======== DATASET EXCERPTS ========

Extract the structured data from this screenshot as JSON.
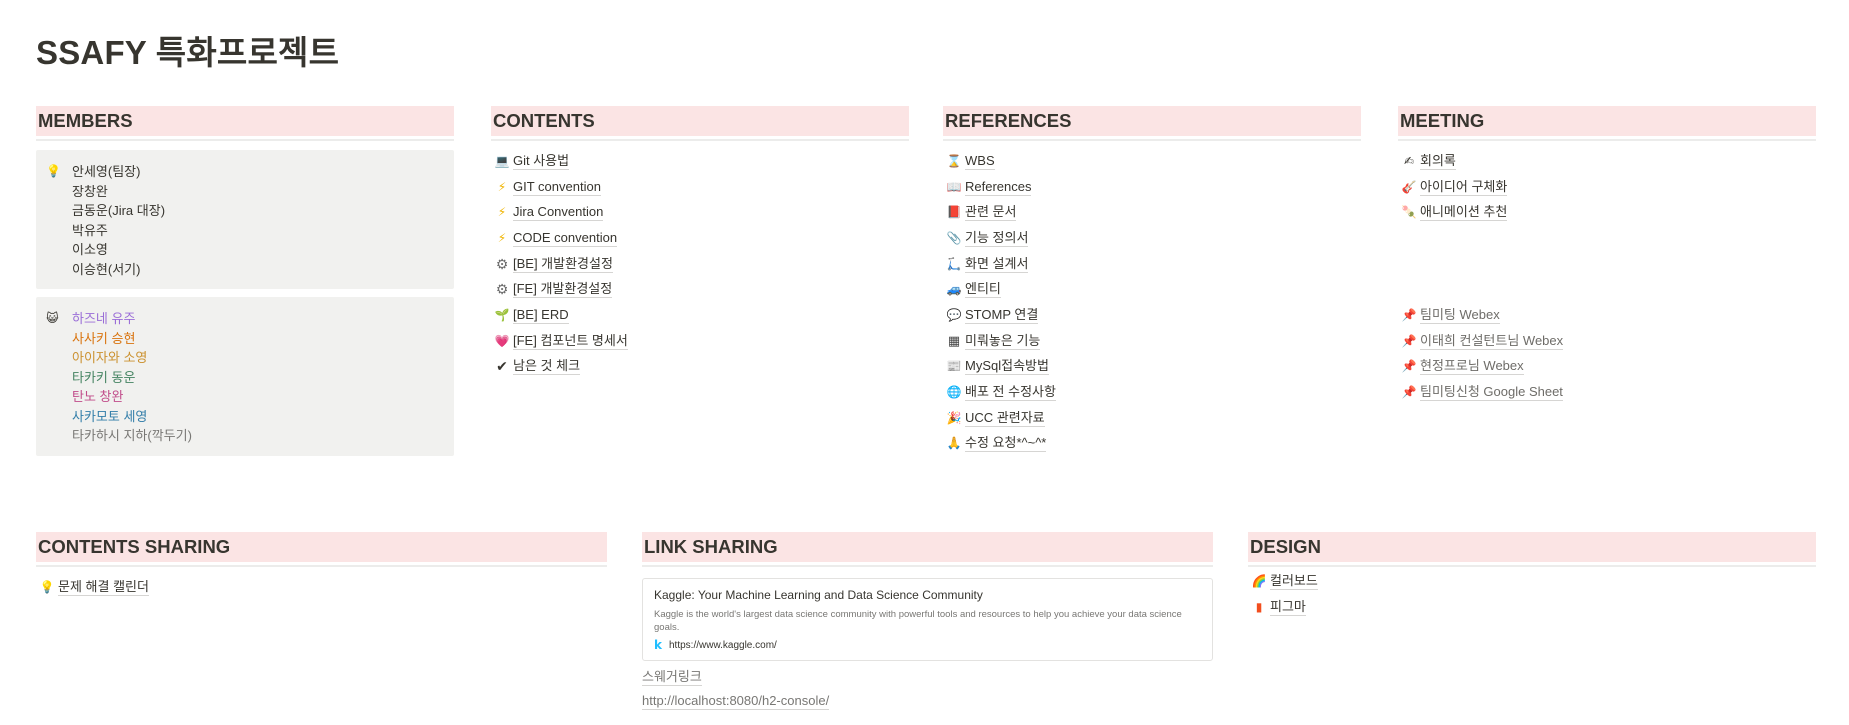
{
  "page": {
    "title": "SSAFY 특화프로젝트"
  },
  "members": {
    "heading": "MEMBERS",
    "callout1": {
      "icon": "lightbulb-icon",
      "glyph": "💡",
      "lines": [
        "안세영(팀장)",
        "장창완",
        "금동운(Jira 대장)",
        "박유주",
        "이소영",
        "이승현(서기)"
      ]
    },
    "callout2": {
      "icon": "cat-face-icon",
      "glyph": "😺",
      "lines": [
        {
          "text": "하즈네 유주",
          "color": "#9a6dd7"
        },
        {
          "text": "사사키 승현",
          "color": "#d9730d"
        },
        {
          "text": "아이자와 소영",
          "color": "#cb912f"
        },
        {
          "text": "타카키 동운",
          "color": "#448361"
        },
        {
          "text": "탄노 창완",
          "color": "#c14c8a"
        },
        {
          "text": "사카모토 세영",
          "color": "#337ea9"
        },
        {
          "text": "타카하시 지하(깍두기)",
          "color": "#787774"
        }
      ]
    }
  },
  "contents": {
    "heading": "CONTENTS",
    "items": [
      {
        "label": "Git 사용법",
        "icon": "laptop-icon",
        "glyph": "💻"
      },
      {
        "label": "GIT convention",
        "icon": "lightning-icon",
        "glyph": "⚡"
      },
      {
        "label": "Jira Convention",
        "icon": "lightning-icon",
        "glyph": "⚡"
      },
      {
        "label": "CODE convention",
        "icon": "lightning-icon",
        "glyph": "⚡"
      },
      {
        "label": "[BE] 개발환경설정",
        "icon": "gear-icon",
        "glyph": "⚙"
      },
      {
        "label": "[FE] 개발환경설정",
        "icon": "gear-icon",
        "glyph": "⚙"
      },
      {
        "label": "[BE] ERD",
        "icon": "seedling-icon",
        "glyph": "🌱"
      },
      {
        "label": "[FE] 컴포넌트 명세서",
        "icon": "heart-icon",
        "glyph": "💗"
      },
      {
        "label": "남은 것 체크",
        "icon": "checkmark-icon",
        "glyph": "✔"
      }
    ]
  },
  "references": {
    "heading": "REFERENCES",
    "items": [
      {
        "label": "WBS",
        "icon": "hourglass-icon",
        "glyph": "⌛"
      },
      {
        "label": "References",
        "icon": "open-book-icon",
        "glyph": "📖"
      },
      {
        "label": "관련 문서",
        "icon": "book-icon",
        "glyph": "📕"
      },
      {
        "label": "기능 정의서",
        "icon": "paperclip-icon",
        "glyph": "📎"
      },
      {
        "label": "화면 설계서",
        "icon": "scooter-icon",
        "glyph": "🛴"
      },
      {
        "label": "엔티티",
        "icon": "car-icon",
        "glyph": "🚙"
      },
      {
        "label": "STOMP 연결",
        "icon": "speech-bubble-icon",
        "glyph": "💬"
      },
      {
        "label": "미뤄놓은 기능",
        "icon": "grid-icon",
        "glyph": "▦"
      },
      {
        "label": "MySql접속방법",
        "icon": "newspaper-icon",
        "glyph": "📰"
      },
      {
        "label": "배포 전 수정사항",
        "icon": "globe-icon",
        "glyph": "🌐"
      },
      {
        "label": "UCC 관련자료",
        "icon": "party-popper-icon",
        "glyph": "🎉"
      },
      {
        "label": "수정 요청*^~^*",
        "icon": "prayer-hands-icon",
        "glyph": "🙏"
      }
    ]
  },
  "meeting": {
    "heading": "MEETING",
    "items": [
      {
        "label": "회의록",
        "icon": "pencil-icon",
        "glyph": "✍"
      },
      {
        "label": "아이디어 구체화",
        "icon": "guitar-icon",
        "glyph": "🎸"
      },
      {
        "label": "애니메이션 추천",
        "icon": "rice-cracker-icon",
        "glyph": "🍡"
      }
    ],
    "links": [
      {
        "label": "팀미팅 Webex",
        "icon": "pushpin-icon",
        "glyph": "📌"
      },
      {
        "label": "이태희 컨설턴트님 Webex",
        "icon": "pushpin-icon",
        "glyph": "📌"
      },
      {
        "label": "현정프로님 Webex",
        "icon": "pushpin-icon",
        "glyph": "📌"
      },
      {
        "label": "팀미팅신청 Google Sheet",
        "icon": "pushpin-icon",
        "glyph": "📌"
      }
    ]
  },
  "contents_sharing": {
    "heading": "CONTENTS SHARING",
    "items": [
      {
        "label": "문제 해결 캘린더",
        "icon": "lightbulb-icon",
        "glyph": "💡"
      }
    ]
  },
  "link_sharing": {
    "heading": "LINK SHARING",
    "bookmark": {
      "title": "Kaggle: Your Machine Learning and Data Science Community",
      "description": "Kaggle is the world's largest data science community with powerful tools and resources to help you achieve your data science goals.",
      "favicon": "kaggle-icon",
      "favicon_glyph": "k",
      "url": "https://www.kaggle.com/"
    },
    "links": [
      "스웨거링크",
      "http://localhost:8080/h2-console/"
    ]
  },
  "design": {
    "heading": "DESIGN",
    "items": [
      {
        "label": "컬러보드",
        "icon": "rainbow-icon",
        "glyph": "🌈"
      },
      {
        "label": "피그마",
        "icon": "figma-icon",
        "glyph": "▮"
      }
    ]
  }
}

========

* [YOUR TASK] Take each line containing the string "heading" and copy it out.

* [RESPONSE TO THIS EXERCISE]
    "heading": "MEMBERS",
    "heading": "CONTENTS",
    "heading": "REFERENCES",
    "heading": "MEETING",
    "heading": "CONTENTS SHARING",
    "heading": "LINK SHARING",
    "heading": "DESIGN",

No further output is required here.